§ **Problem**:
Repeat all of the material exactly as given.

§ **Available records**:

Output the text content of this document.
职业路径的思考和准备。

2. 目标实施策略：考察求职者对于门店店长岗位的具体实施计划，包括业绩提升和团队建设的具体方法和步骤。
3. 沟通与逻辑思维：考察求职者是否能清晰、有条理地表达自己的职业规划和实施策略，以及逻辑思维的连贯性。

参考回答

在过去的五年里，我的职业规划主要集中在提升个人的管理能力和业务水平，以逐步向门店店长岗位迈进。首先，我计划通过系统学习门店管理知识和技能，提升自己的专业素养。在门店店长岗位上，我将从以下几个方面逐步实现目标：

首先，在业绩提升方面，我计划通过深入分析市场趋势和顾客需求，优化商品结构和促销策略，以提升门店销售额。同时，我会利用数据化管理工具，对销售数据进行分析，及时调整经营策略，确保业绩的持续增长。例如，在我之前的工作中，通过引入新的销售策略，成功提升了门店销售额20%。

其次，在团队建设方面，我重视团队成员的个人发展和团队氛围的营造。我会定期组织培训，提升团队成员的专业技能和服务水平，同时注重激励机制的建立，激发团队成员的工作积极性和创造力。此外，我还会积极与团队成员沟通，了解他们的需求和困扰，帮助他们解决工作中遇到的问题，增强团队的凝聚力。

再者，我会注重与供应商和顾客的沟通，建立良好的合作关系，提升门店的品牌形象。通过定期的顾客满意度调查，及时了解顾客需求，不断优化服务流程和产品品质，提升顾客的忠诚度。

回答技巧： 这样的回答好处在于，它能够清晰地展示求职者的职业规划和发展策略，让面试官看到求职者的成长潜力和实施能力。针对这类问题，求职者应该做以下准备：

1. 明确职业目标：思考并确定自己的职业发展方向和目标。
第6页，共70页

§ **Completed exercise**:
Output the text content of this document.
职业路径的思考和准备。

2. 目标实施策略：考察求职者对于门店店长岗位的具体实施计划，包括业绩提升和团队建设的具体方法和步骤。
3. 沟通与逻辑思维：考察求职者是否能清晰、有条理地表达自己的职业规划和实施策略，以及逻辑思维的连贯性。

参考回答

在过去的五年里，我的职业规划主要集中在提升个人的管理能力和业务水平，以逐步向门店店长岗位迈进。首先，我计划通过系统学习门店管理知识和技能，提升自己的专业素养。在门店店长岗位上，我将从以下几个方面逐步实现目标：

首先，在业绩提升方面，我计划通过深入分析市场趋势和顾客需求，优化商品结构和促销策略，以提升门店销售额。同时，我会利用数据化管理工具，对销售数据进行分析，及时调整经营策略，确保业绩的持续增长。例如，在我之前的工作中，通过引入新的销售策略，成功提升了门店销售额20%。

其次，在团队建设方面，我重视团队成员的个人发展和团队氛围的营造。我会定期组织培训，提升团队成员的专业技能和服务水平，同时注重激励机制的建立，激发团队成员的工作积极性和创造力。此外，我还会积极与团队成员沟通，了解他们的需求和困扰，帮助他们解决工作中遇到的问题，增强团队的凝聚力。

再者，我会注重与供应商和顾客的沟通，建立良好的合作关系，提升门店的品牌形象。通过定期的顾客满意度调查，及时了解顾客需求，不断优化服务流程和产品品质，提升顾客的忠诚度。

回答技巧： 这样的回答好处在于，它能够清晰地展示求职者的职业规划和发展策略，让面试官看到求职者的成长潜力和实施能力。针对这类问题，求职者应该做以下准备：

1. 明确职业目标：思考并确定自己的职业发展方向和目标。
第6页，共70页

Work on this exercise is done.